Start of DATA FOR THE TASK

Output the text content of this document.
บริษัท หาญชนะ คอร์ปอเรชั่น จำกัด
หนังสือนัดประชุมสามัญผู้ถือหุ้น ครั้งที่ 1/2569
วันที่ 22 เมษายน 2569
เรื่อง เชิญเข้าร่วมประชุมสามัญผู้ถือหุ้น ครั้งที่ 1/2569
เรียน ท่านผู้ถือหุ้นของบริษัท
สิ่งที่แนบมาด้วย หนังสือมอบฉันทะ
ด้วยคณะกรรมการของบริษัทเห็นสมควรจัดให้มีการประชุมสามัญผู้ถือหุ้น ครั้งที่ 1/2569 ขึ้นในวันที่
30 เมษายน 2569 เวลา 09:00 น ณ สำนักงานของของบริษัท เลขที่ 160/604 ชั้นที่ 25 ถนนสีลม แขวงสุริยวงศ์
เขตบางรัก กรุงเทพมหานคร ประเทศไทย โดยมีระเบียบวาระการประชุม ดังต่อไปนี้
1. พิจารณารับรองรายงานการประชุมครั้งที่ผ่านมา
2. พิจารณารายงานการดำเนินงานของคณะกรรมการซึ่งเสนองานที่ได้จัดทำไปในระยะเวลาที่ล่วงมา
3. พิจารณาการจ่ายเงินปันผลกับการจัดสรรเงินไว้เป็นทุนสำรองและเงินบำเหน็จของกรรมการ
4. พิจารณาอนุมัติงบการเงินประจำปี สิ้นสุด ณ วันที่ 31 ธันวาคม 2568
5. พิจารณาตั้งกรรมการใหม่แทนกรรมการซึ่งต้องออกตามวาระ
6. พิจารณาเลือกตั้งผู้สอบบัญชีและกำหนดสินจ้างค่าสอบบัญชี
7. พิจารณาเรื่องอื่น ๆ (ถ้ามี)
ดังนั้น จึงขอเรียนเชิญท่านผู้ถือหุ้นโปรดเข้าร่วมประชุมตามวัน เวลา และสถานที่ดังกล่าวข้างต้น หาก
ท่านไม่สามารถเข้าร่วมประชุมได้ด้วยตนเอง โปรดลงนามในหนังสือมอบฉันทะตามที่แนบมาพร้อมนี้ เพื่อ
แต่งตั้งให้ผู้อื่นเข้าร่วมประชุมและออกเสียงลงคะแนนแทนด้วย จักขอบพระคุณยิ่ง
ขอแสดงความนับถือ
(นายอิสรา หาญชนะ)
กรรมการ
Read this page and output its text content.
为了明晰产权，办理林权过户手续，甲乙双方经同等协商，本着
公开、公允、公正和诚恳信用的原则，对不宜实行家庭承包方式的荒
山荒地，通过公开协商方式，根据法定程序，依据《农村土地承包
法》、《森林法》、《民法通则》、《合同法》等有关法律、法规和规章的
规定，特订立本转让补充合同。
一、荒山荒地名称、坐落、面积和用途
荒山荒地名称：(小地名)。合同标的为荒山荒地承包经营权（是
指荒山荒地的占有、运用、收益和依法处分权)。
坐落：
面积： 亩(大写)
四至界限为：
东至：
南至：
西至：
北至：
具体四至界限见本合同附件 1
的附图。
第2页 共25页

End of DATA FOR THE TASK

REQUIREMENTS: Which lines in the data above contain "อมอบฉ"? Show each one.

RIGHT ANSWER:
สิ่งที่แนบมาด้วย หนังสือมอบฉันทะ
ท่านไม่สามารถเข้าร่วมประชุมได้ด้วยตนเอง โปรดลงนามในหนังสือมอบฉันทะตามที่แนบมาพร้อมนี้ เพื่อ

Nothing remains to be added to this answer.